Chart and figure data
(begin)

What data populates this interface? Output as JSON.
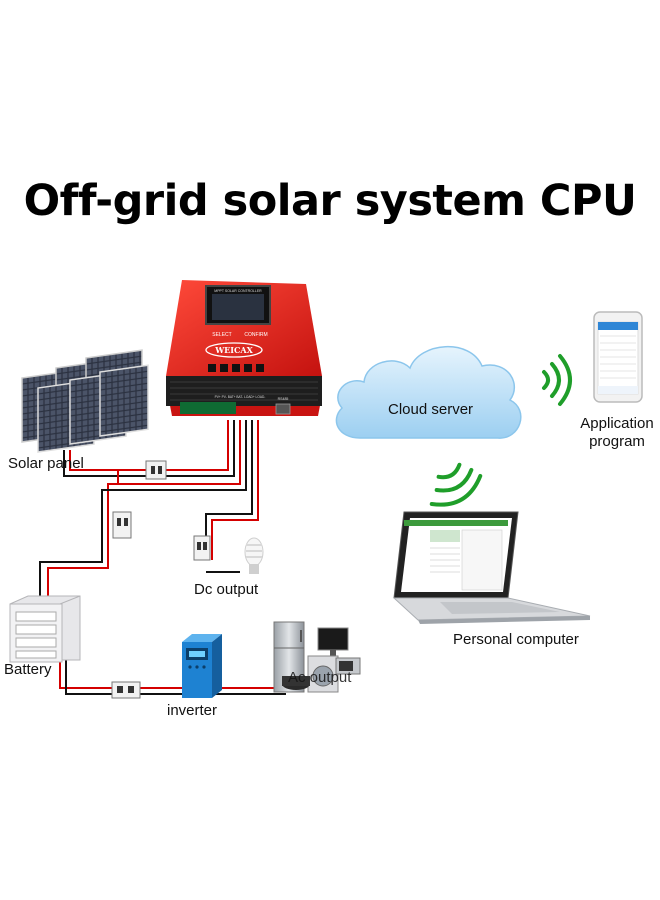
{
  "title": "Off-grid solar system CPU",
  "controller": {
    "brand": "WEICAX",
    "button_left": "SELECT",
    "button_right": "CONFIRM",
    "screen_header": "MPPT SOLAR CONTROLLER",
    "terminal_labels": "PV+  PV-  BAT+  BAT-  LOAD+  LOAD-",
    "port_label": "RS485"
  },
  "labels": {
    "solar_panel": "Solar panel",
    "battery": "Battery",
    "inverter": "inverter",
    "dc_output": "Dc output",
    "ac_output": "Ac output",
    "cloud_server": "Cloud server",
    "application_program": [
      "Application",
      "program"
    ],
    "personal_computer": "Personal computer"
  },
  "colors": {
    "controller_red": "#e8201e",
    "heatsink": "#1e1e1e",
    "wire_red": "#d40000",
    "wire_black": "#111111",
    "wifi_green": "#1f9e2a",
    "cloud_blue": "#bfe1f7",
    "inverter_blue": "#1e82d2"
  }
}
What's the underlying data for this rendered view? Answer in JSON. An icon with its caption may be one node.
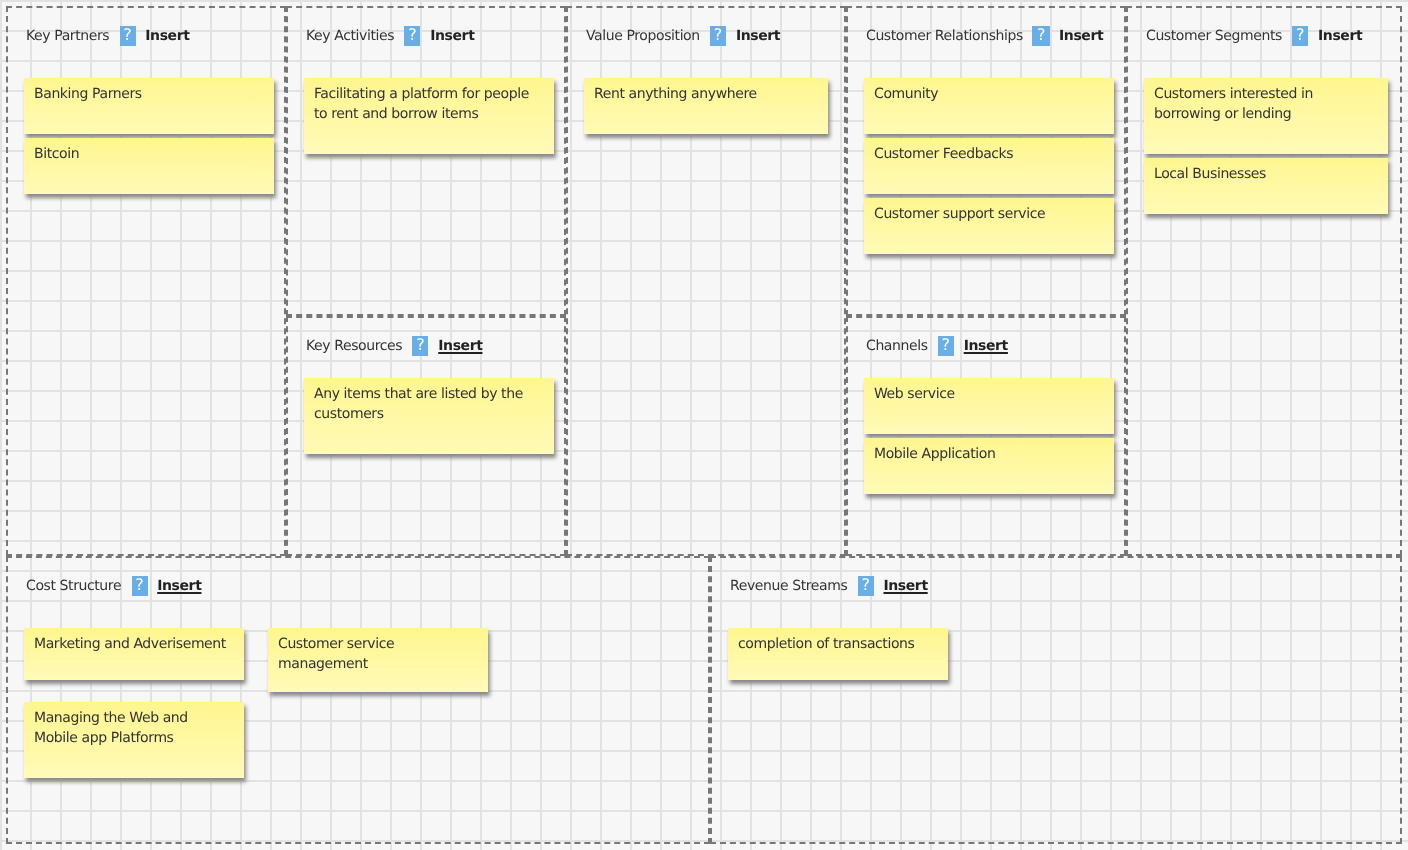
{
  "diagram": {
    "nodes": [
      {
        "text": [
          "Key Partners",
          "?",
          "Insert"
        ]
      },
      {
        "text": [
          "Banking Parners"
        ],
        "in": 0
      },
      {
        "text": [
          "Bitcoin"
        ],
        "in": 0
      },
      {
        "text": [
          "Key Activities",
          "?",
          "Insert"
        ]
      },
      {
        "text": [
          "Facilitating a platform for people to rent and borrow items"
        ],
        "in": 3
      },
      {
        "text": [
          "Key Resources",
          "?",
          "Insert"
        ]
      },
      {
        "text": [
          "Any items that are listed by the customers"
        ],
        "in": 5
      },
      {
        "text": [
          "Value Proposition",
          "?",
          "Insert"
        ]
      },
      {
        "text": [
          "Rent anything anywhere"
        ],
        "in": 7
      },
      {
        "text": [
          "Customer Relationships",
          "?",
          "Insert"
        ]
      },
      {
        "text": [
          "Comunity"
        ],
        "in": 9
      },
      {
        "text": [
          "Customer Feedbacks"
        ],
        "in": 9
      },
      {
        "text": [
          "Customer support service"
        ],
        "in": 9
      },
      {
        "text": [
          "Channels",
          "?",
          "Insert"
        ]
      },
      {
        "text": [
          "Web service"
        ],
        "in": 13
      },
      {
        "text": [
          "Mobile Application"
        ],
        "in": 13
      },
      {
        "text": [
          "Customer Segments",
          "?",
          "Insert"
        ]
      },
      {
        "text": [
          "Customers interested in borrowing or lending"
        ],
        "in": 16
      },
      {
        "text": [
          "Local Businesses"
        ],
        "in": 16
      },
      {
        "text": [
          "Cost Structure",
          "?",
          "Insert"
        ]
      },
      {
        "text": [
          "Marketing and Adverisement"
        ],
        "in": 19
      },
      {
        "text": [
          "Customer service management"
        ],
        "in": 19
      },
      {
        "text": [
          "Managing the Web and Mobile app Platforms"
        ],
        "in": 19
      },
      {
        "text": [
          "Revenue Streams",
          "?",
          "Insert"
        ]
      },
      {
        "text": [
          "completion of transactions"
        ],
        "in": 23
      }
    ]
  }
}
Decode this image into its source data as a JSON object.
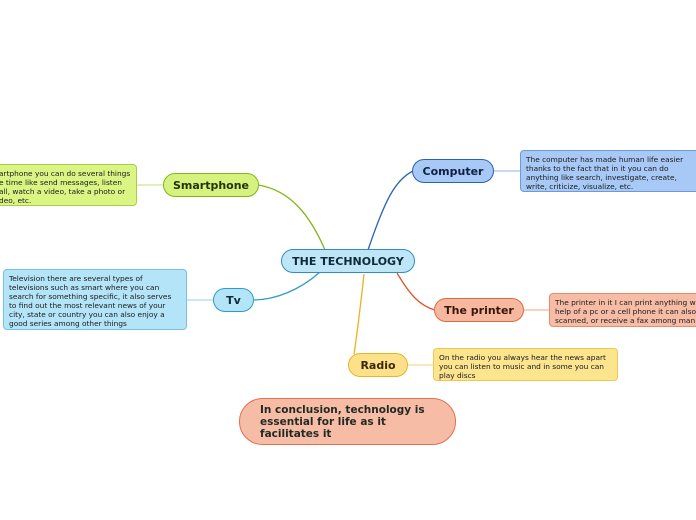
{
  "central": {
    "label": "THE TECHNOLOGY"
  },
  "topics": {
    "computer": {
      "label": "Computer",
      "note": "The computer has made human life easier thanks to the fact that in it you can do anything like search, investigate, create, write, criticize, visualize, etc.",
      "color": "#a8c8f5"
    },
    "smartphone": {
      "label": "Smartphone",
      "note": "artphone you can do several things e time like send messages, listen all, watch a video, take a photo or deo, etc.",
      "color": "#d4f27d"
    },
    "tv": {
      "label": "Tv",
      "note": "Television there are several types of televisions such as smart where you can search for something specific, it also serves to find out the most relevant news of your city, state or country you can also enjoy a good series among other things",
      "color": "#b3e4f7"
    },
    "printer": {
      "label": "The printer",
      "note": "The printer in it I can print anything w help of a pc or a cell phone it can also scanned, or receive a fax among man",
      "color": "#f7b8a2"
    },
    "radio": {
      "label": "Radio",
      "note": "On the radio you always hear the news apart you can listen to music and in some you can play discs",
      "color": "#fde08a"
    }
  },
  "conclusion": {
    "text": "In conclusion, technology is essential for life as it facilitates it"
  }
}
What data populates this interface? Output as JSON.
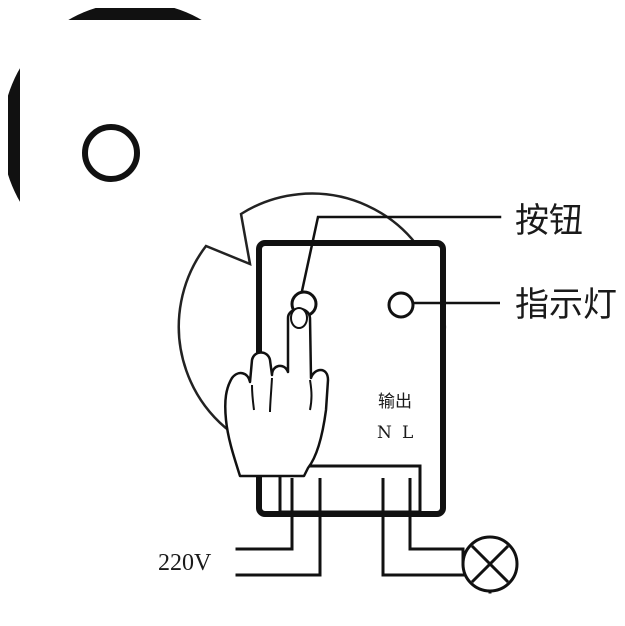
{
  "labels": {
    "button": "按钮",
    "indicator": "指示灯",
    "output": "输出",
    "neutral": "N",
    "live": "L",
    "voltage": "220V"
  },
  "icons": {
    "hand": "pointing-hand-icon",
    "lamp": "lamp-icon"
  },
  "colors": {
    "line": "#111111",
    "background": "#ffffff"
  }
}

(end)

▶ Given instruction: Retype each line of the listing above word for word. Exclude the pictures.

▶ Solution for this task:
What data populates this interface? Output as JSON.
{
  "title": "Off-grid solar system CPU",
  "controller": {
    "brand": "WEICAX",
    "button_left": "SELECT",
    "button_right": "CONFIRM",
    "screen_header": "MPPT SOLAR CONTROLLER",
    "terminal_labels": "PV+  PV-  BAT+  BAT-  LOAD+  LOAD-",
    "port_label": "RS485"
  },
  "labels": {
    "solar_panel": "Solar panel",
    "battery": "Battery",
    "inverter": "inverter",
    "dc_output": "Dc output",
    "ac_output": "Ac output",
    "cloud_server": "Cloud server",
    "application_program": [
      "Application",
      "program"
    ],
    "personal_computer": "Personal computer"
  },
  "colors": {
    "controller_red": "#e8201e",
    "heatsink": "#1e1e1e",
    "wire_red": "#d40000",
    "wire_black": "#111111",
    "wifi_green": "#1f9e2a",
    "cloud_blue": "#bfe1f7",
    "inverter_blue": "#1e82d2"
  }
}
What's the underlying data for this rendered view? Answer in JSON. An icon with its caption may be one node.
{
  "diagram": {
    "nodes": [
      {
        "text": [
          "Key Partners",
          "?",
          "Insert"
        ]
      },
      {
        "text": [
          "Banking Parners"
        ],
        "in": 0
      },
      {
        "text": [
          "Bitcoin"
        ],
        "in": 0
      },
      {
        "text": [
          "Key Activities",
          "?",
          "Insert"
        ]
      },
      {
        "text": [
          "Facilitating a platform for people to rent and borrow items"
        ],
        "in": 3
      },
      {
        "text": [
          "Key Resources",
          "?",
          "Insert"
        ]
      },
      {
        "text": [
          "Any items that are listed by the customers"
        ],
        "in": 5
      },
      {
        "text": [
          "Value Proposition",
          "?",
          "Insert"
        ]
      },
      {
        "text": [
          "Rent anything anywhere"
        ],
        "in": 7
      },
      {
        "text": [
          "Customer Relationships",
          "?",
          "Insert"
        ]
      },
      {
        "text": [
          "Comunity"
        ],
        "in": 9
      },
      {
        "text": [
          "Customer Feedbacks"
        ],
        "in": 9
      },
      {
        "text": [
          "Customer support service"
        ],
        "in": 9
      },
      {
        "text": [
          "Channels",
          "?",
          "Insert"
        ]
      },
      {
        "text": [
          "Web service"
        ],
        "in": 13
      },
      {
        "text": [
          "Mobile Application"
        ],
        "in": 13
      },
      {
        "text": [
          "Customer Segments",
          "?",
          "Insert"
        ]
      },
      {
        "text": [
          "Customers interested in borrowing or lending"
        ],
        "in": 16
      },
      {
        "text": [
          "Local Businesses"
        ],
        "in": 16
      },
      {
        "text": [
          "Cost Structure",
          "?",
          "Insert"
        ]
      },
      {
        "text": [
          "Marketing and Adverisement"
        ],
        "in": 19
      },
      {
        "text": [
          "Customer service management"
        ],
        "in": 19
      },
      {
        "text": [
          "Managing the Web and Mobile app Platforms"
        ],
        "in": 19
      },
      {
        "text": [
          "Revenue Streams",
          "?",
          "Insert"
        ]
      },
      {
        "text": [
          "completion of transactions"
        ],
        "in": 23
      }
    ]
  }
}
Decode this image into its source data as a JSON object.
{
  "central": {
    "label": "THE TECHNOLOGY"
  },
  "topics": {
    "computer": {
      "label": "Computer",
      "note": "The computer has made human life easier thanks to the fact that in it you can do anything like search, investigate, create, write, criticize, visualize, etc.",
      "color": "#a8c8f5"
    },
    "smartphone": {
      "label": "Smartphone",
      "note": "artphone you can do several things e time like send messages, listen all, watch a video, take a photo or deo, etc.",
      "color": "#d4f27d"
    },
    "tv": {
      "label": "Tv",
      "note": "Television there are several types of televisions such as smart where you can search for something specific, it also serves to find out the most relevant news of your city, state or country you can also enjoy a good series among other things",
      "color": "#b3e4f7"
    },
    "printer": {
      "label": "The printer",
      "note": "The printer in it I can print anything w help of a pc or a cell phone it can also scanned, or receive a fax among man",
      "color": "#f7b8a2"
    },
    "radio": {
      "label": "Radio",
      "note": "On the radio you always hear the news apart you can listen to music and in some you can play discs",
      "color": "#fde08a"
    }
  },
  "conclusion": {
    "text": "In conclusion, technology is essential for life as it facilitates it"
  }
}
What data populates this interface? Output as JSON.
{
  "labels": {
    "button": "按钮",
    "indicator": "指示灯",
    "output": "输出",
    "neutral": "N",
    "live": "L",
    "voltage": "220V"
  },
  "icons": {
    "hand": "pointing-hand-icon",
    "lamp": "lamp-icon"
  },
  "colors": {
    "line": "#111111",
    "background": "#ffffff"
  }
}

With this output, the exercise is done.